Exercise details:
From the entries below, gather every line containing the string "Mainland".

[Items from a figure collection]

· · · · ·

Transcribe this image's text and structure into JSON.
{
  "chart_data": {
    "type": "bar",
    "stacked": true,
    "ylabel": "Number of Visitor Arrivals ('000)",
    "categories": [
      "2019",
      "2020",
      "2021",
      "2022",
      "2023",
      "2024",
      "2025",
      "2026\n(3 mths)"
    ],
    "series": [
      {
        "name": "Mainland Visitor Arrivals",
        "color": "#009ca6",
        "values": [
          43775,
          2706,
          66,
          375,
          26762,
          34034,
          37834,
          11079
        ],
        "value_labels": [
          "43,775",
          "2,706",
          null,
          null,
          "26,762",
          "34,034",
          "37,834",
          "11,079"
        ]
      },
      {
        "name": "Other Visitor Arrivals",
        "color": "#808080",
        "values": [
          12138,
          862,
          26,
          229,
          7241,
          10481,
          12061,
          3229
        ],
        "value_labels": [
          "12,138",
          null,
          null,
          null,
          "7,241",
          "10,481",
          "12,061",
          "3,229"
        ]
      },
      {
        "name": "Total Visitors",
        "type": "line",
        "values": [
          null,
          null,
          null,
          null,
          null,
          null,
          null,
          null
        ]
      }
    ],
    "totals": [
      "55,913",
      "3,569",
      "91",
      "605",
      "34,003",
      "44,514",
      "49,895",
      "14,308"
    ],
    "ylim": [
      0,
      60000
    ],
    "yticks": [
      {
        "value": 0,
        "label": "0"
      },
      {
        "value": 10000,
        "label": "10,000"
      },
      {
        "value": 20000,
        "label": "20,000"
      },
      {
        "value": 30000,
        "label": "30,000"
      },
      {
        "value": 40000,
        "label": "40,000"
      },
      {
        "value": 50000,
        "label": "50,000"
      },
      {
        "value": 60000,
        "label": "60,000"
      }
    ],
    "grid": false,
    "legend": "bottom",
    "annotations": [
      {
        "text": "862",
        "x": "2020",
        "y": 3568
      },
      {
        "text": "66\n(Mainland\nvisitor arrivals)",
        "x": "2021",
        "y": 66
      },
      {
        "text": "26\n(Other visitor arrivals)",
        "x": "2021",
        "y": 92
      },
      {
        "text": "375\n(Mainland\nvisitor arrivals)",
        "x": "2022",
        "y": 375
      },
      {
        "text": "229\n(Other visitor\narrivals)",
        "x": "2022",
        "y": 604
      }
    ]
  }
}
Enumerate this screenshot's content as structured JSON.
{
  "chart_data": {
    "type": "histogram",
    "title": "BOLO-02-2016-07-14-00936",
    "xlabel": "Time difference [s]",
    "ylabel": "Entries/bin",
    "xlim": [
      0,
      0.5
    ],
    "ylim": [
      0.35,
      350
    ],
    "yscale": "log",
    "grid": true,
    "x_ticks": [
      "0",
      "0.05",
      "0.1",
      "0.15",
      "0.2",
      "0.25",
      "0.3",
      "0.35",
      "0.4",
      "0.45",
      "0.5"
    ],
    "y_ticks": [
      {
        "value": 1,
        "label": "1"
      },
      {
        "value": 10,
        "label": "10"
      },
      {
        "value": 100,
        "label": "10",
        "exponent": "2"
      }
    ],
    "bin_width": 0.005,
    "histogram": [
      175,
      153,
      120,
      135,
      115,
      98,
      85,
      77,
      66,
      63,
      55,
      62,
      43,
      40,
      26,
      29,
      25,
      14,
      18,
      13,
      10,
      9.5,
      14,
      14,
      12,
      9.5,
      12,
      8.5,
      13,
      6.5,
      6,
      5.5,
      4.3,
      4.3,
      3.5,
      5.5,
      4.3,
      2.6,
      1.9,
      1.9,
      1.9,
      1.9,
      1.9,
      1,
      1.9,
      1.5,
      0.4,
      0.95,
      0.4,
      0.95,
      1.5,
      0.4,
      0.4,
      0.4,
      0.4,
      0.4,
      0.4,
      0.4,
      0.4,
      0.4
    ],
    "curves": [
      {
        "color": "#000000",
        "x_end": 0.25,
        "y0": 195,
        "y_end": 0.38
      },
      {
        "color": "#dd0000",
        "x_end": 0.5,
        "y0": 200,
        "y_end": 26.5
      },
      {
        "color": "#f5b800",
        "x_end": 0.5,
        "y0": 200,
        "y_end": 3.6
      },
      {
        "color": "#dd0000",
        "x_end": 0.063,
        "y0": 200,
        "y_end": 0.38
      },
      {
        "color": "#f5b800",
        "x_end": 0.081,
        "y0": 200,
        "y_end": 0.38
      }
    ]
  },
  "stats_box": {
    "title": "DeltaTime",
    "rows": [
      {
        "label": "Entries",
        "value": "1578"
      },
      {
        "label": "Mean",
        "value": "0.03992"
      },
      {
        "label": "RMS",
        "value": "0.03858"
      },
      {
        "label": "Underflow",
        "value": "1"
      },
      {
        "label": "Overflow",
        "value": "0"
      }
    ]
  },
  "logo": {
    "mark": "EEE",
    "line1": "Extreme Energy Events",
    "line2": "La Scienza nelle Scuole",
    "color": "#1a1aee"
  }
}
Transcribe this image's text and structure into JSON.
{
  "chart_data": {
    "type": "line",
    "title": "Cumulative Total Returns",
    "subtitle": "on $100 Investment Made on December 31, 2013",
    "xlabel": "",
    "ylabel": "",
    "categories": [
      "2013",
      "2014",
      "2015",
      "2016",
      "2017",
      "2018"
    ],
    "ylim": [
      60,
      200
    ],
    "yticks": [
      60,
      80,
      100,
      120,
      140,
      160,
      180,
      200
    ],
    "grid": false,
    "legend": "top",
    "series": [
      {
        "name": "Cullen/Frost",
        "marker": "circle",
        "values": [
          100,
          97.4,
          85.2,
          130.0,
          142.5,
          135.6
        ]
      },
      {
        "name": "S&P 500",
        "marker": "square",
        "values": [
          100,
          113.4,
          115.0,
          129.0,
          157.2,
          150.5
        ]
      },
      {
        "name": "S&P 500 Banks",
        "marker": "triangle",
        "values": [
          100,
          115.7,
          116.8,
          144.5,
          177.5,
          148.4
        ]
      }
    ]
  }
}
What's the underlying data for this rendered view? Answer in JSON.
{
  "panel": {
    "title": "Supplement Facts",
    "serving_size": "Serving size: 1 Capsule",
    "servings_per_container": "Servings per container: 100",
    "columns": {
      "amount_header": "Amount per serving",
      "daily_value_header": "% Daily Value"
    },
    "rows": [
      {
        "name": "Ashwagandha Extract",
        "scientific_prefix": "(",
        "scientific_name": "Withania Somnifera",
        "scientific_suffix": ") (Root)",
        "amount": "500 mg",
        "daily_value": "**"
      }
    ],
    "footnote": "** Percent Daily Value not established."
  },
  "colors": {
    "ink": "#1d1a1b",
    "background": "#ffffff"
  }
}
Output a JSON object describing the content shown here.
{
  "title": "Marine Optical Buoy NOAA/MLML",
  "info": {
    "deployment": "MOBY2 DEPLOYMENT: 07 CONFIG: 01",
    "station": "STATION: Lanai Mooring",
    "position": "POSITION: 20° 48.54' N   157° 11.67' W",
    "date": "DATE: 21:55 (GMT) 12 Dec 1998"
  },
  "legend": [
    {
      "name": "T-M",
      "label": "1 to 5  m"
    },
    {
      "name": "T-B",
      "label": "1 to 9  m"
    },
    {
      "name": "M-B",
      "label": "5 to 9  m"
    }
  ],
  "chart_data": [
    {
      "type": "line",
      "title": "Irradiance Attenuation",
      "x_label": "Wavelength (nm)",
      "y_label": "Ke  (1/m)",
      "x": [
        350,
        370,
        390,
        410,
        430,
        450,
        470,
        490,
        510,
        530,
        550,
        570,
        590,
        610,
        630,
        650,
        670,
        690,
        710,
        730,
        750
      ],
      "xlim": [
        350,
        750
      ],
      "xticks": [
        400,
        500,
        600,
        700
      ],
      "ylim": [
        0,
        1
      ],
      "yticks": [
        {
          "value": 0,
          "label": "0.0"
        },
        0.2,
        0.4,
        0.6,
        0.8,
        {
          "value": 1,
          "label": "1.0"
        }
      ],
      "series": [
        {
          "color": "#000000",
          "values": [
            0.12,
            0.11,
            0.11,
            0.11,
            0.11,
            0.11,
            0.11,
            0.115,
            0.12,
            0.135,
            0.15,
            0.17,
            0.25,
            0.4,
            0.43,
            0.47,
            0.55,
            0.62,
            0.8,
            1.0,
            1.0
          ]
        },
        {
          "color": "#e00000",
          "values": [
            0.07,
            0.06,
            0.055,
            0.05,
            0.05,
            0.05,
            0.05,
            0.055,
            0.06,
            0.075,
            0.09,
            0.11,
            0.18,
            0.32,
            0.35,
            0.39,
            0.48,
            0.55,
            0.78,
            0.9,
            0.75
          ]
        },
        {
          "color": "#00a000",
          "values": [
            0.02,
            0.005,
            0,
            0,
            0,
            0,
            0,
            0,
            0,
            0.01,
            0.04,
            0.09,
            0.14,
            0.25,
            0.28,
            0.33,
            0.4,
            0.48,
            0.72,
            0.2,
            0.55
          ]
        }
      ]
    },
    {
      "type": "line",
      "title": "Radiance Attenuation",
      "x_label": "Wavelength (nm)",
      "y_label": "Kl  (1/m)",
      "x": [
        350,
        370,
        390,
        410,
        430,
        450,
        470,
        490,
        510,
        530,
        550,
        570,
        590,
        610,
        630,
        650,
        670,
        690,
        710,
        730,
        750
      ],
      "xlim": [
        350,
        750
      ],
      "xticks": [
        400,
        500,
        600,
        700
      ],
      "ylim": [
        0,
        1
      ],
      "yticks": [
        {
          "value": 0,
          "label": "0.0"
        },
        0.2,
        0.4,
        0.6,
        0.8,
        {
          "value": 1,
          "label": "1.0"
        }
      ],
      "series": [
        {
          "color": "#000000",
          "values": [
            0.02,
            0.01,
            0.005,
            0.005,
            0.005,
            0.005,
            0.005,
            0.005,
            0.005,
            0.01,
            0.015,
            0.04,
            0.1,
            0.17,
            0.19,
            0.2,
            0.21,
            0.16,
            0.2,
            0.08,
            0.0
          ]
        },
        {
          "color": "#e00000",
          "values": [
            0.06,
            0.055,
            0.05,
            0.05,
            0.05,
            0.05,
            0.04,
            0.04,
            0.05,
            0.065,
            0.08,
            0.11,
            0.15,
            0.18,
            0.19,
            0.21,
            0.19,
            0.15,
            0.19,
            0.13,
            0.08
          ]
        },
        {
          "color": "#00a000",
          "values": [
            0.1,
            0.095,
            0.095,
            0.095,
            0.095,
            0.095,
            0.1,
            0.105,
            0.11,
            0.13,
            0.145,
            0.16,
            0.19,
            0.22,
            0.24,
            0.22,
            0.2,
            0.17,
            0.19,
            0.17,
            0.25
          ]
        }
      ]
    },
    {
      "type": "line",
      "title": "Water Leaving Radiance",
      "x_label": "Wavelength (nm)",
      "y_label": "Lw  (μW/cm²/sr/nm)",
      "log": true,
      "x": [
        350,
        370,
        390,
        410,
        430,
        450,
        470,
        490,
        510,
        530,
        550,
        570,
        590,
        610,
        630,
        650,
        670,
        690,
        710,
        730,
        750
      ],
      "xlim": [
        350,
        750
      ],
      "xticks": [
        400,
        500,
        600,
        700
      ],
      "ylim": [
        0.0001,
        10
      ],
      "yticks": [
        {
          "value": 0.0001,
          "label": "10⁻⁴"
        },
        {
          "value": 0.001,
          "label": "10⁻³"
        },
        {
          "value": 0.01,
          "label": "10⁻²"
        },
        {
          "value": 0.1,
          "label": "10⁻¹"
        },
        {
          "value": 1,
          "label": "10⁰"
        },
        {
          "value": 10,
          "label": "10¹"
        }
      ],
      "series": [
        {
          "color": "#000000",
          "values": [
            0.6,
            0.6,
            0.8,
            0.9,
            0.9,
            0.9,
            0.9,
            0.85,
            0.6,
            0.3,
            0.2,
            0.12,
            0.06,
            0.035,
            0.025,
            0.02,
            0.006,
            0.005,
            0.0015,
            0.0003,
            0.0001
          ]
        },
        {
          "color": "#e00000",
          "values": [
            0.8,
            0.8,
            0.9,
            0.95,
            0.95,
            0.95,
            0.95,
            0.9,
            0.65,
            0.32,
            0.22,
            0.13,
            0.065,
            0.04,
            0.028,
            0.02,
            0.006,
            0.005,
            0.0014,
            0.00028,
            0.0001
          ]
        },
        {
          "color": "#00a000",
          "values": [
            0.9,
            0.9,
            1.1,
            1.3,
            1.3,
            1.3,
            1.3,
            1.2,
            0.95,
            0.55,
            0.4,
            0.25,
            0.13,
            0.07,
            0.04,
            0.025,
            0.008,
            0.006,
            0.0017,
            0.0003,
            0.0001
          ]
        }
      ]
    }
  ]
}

· · · · ·

Finished exercise:
        "name": "Mainland Visitor Arrivals",
        "text": "66\n(Mainland\nvisitor arrivals)",
        "text": "375\n(Mainland\nvisitor arrivals)",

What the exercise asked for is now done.